--- WHAT IS ASKED ---
Copy the records below exactly as they appear.

[Excerpts from a figure dataset]
▽

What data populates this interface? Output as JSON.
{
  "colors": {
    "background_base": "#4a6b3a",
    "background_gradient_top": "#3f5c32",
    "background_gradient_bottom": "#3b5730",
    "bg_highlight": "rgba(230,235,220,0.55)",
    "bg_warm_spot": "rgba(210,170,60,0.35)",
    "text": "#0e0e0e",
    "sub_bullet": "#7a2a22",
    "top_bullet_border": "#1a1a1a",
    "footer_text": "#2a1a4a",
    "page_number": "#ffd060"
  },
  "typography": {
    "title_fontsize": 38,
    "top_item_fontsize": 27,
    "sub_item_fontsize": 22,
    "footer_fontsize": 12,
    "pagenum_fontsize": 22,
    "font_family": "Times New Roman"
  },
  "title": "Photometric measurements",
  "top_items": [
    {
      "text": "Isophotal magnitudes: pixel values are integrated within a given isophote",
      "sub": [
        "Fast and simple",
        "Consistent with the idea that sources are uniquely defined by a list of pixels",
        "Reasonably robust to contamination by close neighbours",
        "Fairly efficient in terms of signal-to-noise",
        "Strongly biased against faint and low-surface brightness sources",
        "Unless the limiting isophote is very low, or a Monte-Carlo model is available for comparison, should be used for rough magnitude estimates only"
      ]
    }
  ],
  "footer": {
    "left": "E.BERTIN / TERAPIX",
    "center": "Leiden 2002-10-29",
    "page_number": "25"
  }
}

△

--- EXERCISE SOLUTION ---
What data populates this interface? Output as JSON.
{
  "colors": {
    "background_base": "#4a6b3a",
    "background_gradient_top": "#3f5c32",
    "background_gradient_bottom": "#3b5730",
    "bg_highlight": "rgba(230,235,220,0.55)",
    "bg_warm_spot": "rgba(210,170,60,0.35)",
    "text": "#0e0e0e",
    "sub_bullet": "#7a2a22",
    "top_bullet_border": "#1a1a1a",
    "footer_text": "#2a1a4a",
    "page_number": "#ffd060"
  },
  "typography": {
    "title_fontsize": 38,
    "top_item_fontsize": 27,
    "sub_item_fontsize": 22,
    "footer_fontsize": 12,
    "pagenum_fontsize": 22,
    "font_family": "Times New Roman"
  },
  "title": "Photometric measurements",
  "top_items": [
    {
      "text": "Isophotal magnitudes: pixel values are integrated within a given isophote",
      "sub": [
        "Fast and simple",
        "Consistent with the idea that sources are uniquely defined by a list of pixels",
        "Reasonably robust to contamination by close neighbours",
        "Fairly efficient in terms of signal-to-noise",
        "Strongly biased against faint and low-surface brightness sources",
        "Unless the limiting isophote is very low, or a Monte-Carlo model is available for comparison, should be used for rough magnitude estimates only"
      ]
    }
  ],
  "footer": {
    "left": "E.BERTIN / TERAPIX",
    "center": "Leiden 2002-10-29",
    "page_number": "25"
  }
}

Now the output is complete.